## What this task involves
Print the complete set of entries exactly.

## Source records
________________________
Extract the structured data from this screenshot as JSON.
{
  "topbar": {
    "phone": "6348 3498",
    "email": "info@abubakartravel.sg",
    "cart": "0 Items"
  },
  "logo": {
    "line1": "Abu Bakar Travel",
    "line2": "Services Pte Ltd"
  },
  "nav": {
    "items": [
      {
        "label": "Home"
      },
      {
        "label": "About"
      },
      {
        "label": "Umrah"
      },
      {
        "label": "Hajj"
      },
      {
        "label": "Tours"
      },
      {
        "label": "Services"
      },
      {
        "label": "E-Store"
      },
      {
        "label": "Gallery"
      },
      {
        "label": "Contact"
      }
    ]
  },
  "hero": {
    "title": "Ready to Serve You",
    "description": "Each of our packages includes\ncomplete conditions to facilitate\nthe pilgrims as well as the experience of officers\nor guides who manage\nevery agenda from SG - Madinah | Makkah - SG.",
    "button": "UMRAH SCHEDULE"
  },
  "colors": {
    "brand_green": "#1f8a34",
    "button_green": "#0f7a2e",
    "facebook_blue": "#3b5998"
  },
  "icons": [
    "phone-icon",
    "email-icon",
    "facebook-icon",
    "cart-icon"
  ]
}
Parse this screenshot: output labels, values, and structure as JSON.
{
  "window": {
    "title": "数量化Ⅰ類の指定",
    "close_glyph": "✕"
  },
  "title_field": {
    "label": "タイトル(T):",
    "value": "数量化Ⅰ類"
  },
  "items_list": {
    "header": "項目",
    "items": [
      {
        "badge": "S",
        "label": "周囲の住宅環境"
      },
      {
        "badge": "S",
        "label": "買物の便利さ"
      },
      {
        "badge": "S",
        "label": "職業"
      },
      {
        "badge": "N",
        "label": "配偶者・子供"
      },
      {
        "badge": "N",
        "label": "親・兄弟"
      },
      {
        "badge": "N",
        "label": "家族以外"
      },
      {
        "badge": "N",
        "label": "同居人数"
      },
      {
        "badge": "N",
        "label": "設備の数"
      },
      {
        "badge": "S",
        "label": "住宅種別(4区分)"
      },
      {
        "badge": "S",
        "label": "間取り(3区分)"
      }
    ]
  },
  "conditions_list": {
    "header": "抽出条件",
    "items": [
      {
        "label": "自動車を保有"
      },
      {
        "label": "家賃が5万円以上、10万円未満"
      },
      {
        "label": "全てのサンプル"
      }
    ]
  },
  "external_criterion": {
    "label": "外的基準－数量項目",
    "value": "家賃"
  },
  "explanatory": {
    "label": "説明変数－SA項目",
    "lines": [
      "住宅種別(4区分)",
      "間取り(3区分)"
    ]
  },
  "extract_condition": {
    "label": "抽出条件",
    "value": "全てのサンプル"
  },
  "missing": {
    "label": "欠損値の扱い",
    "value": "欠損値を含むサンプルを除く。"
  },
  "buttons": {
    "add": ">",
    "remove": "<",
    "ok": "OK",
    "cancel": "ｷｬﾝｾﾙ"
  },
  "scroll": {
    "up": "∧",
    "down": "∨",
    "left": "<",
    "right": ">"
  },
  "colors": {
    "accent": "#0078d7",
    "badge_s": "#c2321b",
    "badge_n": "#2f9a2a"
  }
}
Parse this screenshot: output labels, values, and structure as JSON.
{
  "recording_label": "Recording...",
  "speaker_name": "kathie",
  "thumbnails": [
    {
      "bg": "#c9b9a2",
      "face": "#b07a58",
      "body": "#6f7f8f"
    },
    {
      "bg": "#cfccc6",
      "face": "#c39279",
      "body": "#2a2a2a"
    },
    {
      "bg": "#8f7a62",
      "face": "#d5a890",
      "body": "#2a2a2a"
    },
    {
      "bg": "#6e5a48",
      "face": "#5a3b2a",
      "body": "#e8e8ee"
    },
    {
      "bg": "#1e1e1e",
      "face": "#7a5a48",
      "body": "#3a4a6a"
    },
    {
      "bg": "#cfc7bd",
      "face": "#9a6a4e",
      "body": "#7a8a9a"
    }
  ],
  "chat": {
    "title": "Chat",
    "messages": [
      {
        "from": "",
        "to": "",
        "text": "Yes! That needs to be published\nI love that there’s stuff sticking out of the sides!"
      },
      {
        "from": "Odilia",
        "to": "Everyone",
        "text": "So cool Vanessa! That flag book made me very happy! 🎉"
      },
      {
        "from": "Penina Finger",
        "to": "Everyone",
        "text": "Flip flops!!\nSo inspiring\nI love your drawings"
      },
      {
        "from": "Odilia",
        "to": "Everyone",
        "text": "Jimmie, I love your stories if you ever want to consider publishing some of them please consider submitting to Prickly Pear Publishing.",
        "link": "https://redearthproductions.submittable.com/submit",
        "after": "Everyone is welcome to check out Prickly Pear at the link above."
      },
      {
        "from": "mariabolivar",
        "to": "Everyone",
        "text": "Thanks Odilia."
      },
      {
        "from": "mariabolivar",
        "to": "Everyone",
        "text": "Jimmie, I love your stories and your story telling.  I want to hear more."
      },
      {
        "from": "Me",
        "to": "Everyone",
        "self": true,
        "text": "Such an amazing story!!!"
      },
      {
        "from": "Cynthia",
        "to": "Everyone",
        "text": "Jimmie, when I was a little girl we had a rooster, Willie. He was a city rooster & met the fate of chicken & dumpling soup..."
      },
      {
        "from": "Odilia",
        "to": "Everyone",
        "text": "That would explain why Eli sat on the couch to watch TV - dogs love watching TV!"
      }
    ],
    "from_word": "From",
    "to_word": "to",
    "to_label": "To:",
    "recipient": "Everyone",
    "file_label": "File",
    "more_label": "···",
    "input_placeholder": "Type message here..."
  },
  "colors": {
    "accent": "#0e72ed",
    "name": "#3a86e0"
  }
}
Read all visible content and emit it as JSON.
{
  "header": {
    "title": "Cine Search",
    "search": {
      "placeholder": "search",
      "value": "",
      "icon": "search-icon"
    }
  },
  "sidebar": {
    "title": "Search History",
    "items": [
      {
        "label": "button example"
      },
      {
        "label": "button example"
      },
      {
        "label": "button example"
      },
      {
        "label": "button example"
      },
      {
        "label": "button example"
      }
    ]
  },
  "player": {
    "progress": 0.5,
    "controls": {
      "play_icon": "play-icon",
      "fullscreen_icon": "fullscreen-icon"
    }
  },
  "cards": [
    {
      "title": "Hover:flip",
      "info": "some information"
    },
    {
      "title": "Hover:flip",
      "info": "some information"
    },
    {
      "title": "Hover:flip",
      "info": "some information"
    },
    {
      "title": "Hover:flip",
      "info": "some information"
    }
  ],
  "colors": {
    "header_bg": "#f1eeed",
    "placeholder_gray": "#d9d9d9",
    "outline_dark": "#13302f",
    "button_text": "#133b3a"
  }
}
________________________
## The completed task
Extract the structured data from this screenshot as JSON.
{
  "topbar": {
    "phone": "6348 3498",
    "email": "info@abubakartravel.sg",
    "cart": "0 Items"
  },
  "logo": {
    "line1": "Abu Bakar Travel",
    "line2": "Services Pte Ltd"
  },
  "nav": {
    "items": [
      {
        "label": "Home"
      },
      {
        "label": "About"
      },
      {
        "label": "Umrah"
      },
      {
        "label": "Hajj"
      },
      {
        "label": "Tours"
      },
      {
        "label": "Services"
      },
      {
        "label": "E-Store"
      },
      {
        "label": "Gallery"
      },
      {
        "label": "Contact"
      }
    ]
  },
  "hero": {
    "title": "Ready to Serve You",
    "description": "Each of our packages includes\ncomplete conditions to facilitate\nthe pilgrims as well as the experience of officers\nor guides who manage\nevery agenda from SG - Madinah | Makkah - SG.",
    "button": "UMRAH SCHEDULE"
  },
  "colors": {
    "brand_green": "#1f8a34",
    "button_green": "#0f7a2e",
    "facebook_blue": "#3b5998"
  },
  "icons": [
    "phone-icon",
    "email-icon",
    "facebook-icon",
    "cart-icon"
  ]
}
Parse this screenshot: output labels, values, and structure as JSON.
{
  "window": {
    "title": "数量化Ⅰ類の指定",
    "close_glyph": "✕"
  },
  "title_field": {
    "label": "タイトル(T):",
    "value": "数量化Ⅰ類"
  },
  "items_list": {
    "header": "項目",
    "items": [
      {
        "badge": "S",
        "label": "周囲の住宅環境"
      },
      {
        "badge": "S",
        "label": "買物の便利さ"
      },
      {
        "badge": "S",
        "label": "職業"
      },
      {
        "badge": "N",
        "label": "配偶者・子供"
      },
      {
        "badge": "N",
        "label": "親・兄弟"
      },
      {
        "badge": "N",
        "label": "家族以外"
      },
      {
        "badge": "N",
        "label": "同居人数"
      },
      {
        "badge": "N",
        "label": "設備の数"
      },
      {
        "badge": "S",
        "label": "住宅種別(4区分)"
      },
      {
        "badge": "S",
        "label": "間取り(3区分)"
      }
    ]
  },
  "conditions_list": {
    "header": "抽出条件",
    "items": [
      {
        "label": "自動車を保有"
      },
      {
        "label": "家賃が5万円以上、10万円未満"
      },
      {
        "label": "全てのサンプル"
      }
    ]
  },
  "external_criterion": {
    "label": "外的基準－数量項目",
    "value": "家賃"
  },
  "explanatory": {
    "label": "説明変数－SA項目",
    "lines": [
      "住宅種別(4区分)",
      "間取り(3区分)"
    ]
  },
  "extract_condition": {
    "label": "抽出条件",
    "value": "全てのサンプル"
  },
  "missing": {
    "label": "欠損値の扱い",
    "value": "欠損値を含むサンプルを除く。"
  },
  "buttons": {
    "add": ">",
    "remove": "<",
    "ok": "OK",
    "cancel": "ｷｬﾝｾﾙ"
  },
  "scroll": {
    "up": "∧",
    "down": "∨",
    "left": "<",
    "right": ">"
  },
  "colors": {
    "accent": "#0078d7",
    "badge_s": "#c2321b",
    "badge_n": "#2f9a2a"
  }
}
Parse this screenshot: output labels, values, and structure as JSON.
{
  "recording_label": "Recording...",
  "speaker_name": "kathie",
  "thumbnails": [
    {
      "bg": "#c9b9a2",
      "face": "#b07a58",
      "body": "#6f7f8f"
    },
    {
      "bg": "#cfccc6",
      "face": "#c39279",
      "body": "#2a2a2a"
    },
    {
      "bg": "#8f7a62",
      "face": "#d5a890",
      "body": "#2a2a2a"
    },
    {
      "bg": "#6e5a48",
      "face": "#5a3b2a",
      "body": "#e8e8ee"
    },
    {
      "bg": "#1e1e1e",
      "face": "#7a5a48",
      "body": "#3a4a6a"
    },
    {
      "bg": "#cfc7bd",
      "face": "#9a6a4e",
      "body": "#7a8a9a"
    }
  ],
  "chat": {
    "title": "Chat",
    "messages": [
      {
        "from": "",
        "to": "",
        "text": "Yes! That needs to be published\nI love that there’s stuff sticking out of the sides!"
      },
      {
        "from": "Odilia",
        "to": "Everyone",
        "text": "So cool Vanessa! That flag book made me very happy! 🎉"
      },
      {
        "from": "Penina Finger",
        "to": "Everyone",
        "text": "Flip flops!!\nSo inspiring\nI love your drawings"
      },
      {
        "from": "Odilia",
        "to": "Everyone",
        "text": "Jimmie, I love your stories if you ever want to consider publishing some of them please consider submitting to Prickly Pear Publishing.",
        "link": "https://redearthproductions.submittable.com/submit",
        "after": "Everyone is welcome to check out Prickly Pear at the link above."
      },
      {
        "from": "mariabolivar",
        "to": "Everyone",
        "text": "Thanks Odilia."
      },
      {
        "from": "mariabolivar",
        "to": "Everyone",
        "text": "Jimmie, I love your stories and your story telling.  I want to hear more."
      },
      {
        "from": "Me",
        "to": "Everyone",
        "self": true,
        "text": "Such an amazing story!!!"
      },
      {
        "from": "Cynthia",
        "to": "Everyone",
        "text": "Jimmie, when I was a little girl we had a rooster, Willie. He was a city rooster & met the fate of chicken & dumpling soup..."
      },
      {
        "from": "Odilia",
        "to": "Everyone",
        "text": "That would explain why Eli sat on the couch to watch TV - dogs love watching TV!"
      }
    ],
    "from_word": "From",
    "to_word": "to",
    "to_label": "To:",
    "recipient": "Everyone",
    "file_label": "File",
    "more_label": "···",
    "input_placeholder": "Type message here..."
  },
  "colors": {
    "accent": "#0e72ed",
    "name": "#3a86e0"
  }
}
Read all visible content and emit it as JSON.
{
  "header": {
    "title": "Cine Search",
    "search": {
      "placeholder": "search",
      "value": "",
      "icon": "search-icon"
    }
  },
  "sidebar": {
    "title": "Search History",
    "items": [
      {
        "label": "button example"
      },
      {
        "label": "button example"
      },
      {
        "label": "button example"
      },
      {
        "label": "button example"
      },
      {
        "label": "button example"
      }
    ]
  },
  "player": {
    "progress": 0.5,
    "controls": {
      "play_icon": "play-icon",
      "fullscreen_icon": "fullscreen-icon"
    }
  },
  "cards": [
    {
      "title": "Hover:flip",
      "info": "some information"
    },
    {
      "title": "Hover:flip",
      "info": "some information"
    },
    {
      "title": "Hover:flip",
      "info": "some information"
    },
    {
      "title": "Hover:flip",
      "info": "some information"
    }
  ],
  "colors": {
    "header_bg": "#f1eeed",
    "placeholder_gray": "#d9d9d9",
    "outline_dark": "#13302f",
    "button_text": "#133b3a"
  }
}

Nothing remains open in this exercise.